AIM OF THE EXERCISE: How many lines of these entries include the string "operation"? State the number alone.

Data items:
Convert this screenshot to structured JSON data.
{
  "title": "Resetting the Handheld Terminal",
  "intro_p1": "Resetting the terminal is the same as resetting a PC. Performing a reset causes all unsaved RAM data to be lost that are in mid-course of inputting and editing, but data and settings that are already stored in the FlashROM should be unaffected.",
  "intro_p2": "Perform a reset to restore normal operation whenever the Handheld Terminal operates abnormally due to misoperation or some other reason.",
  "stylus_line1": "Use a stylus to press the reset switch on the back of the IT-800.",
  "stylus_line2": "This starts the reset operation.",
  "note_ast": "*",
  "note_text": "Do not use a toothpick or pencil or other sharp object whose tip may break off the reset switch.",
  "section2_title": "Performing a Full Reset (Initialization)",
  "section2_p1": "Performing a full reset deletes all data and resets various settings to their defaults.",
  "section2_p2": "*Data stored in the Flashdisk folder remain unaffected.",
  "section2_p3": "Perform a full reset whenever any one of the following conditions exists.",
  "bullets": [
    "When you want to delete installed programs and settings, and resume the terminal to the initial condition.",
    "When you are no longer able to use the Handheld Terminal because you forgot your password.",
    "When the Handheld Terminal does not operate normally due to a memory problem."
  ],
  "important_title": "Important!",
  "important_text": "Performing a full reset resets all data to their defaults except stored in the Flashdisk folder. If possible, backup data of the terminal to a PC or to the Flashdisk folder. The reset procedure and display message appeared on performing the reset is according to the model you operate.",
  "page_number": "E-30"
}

TASK OUTPUT: 2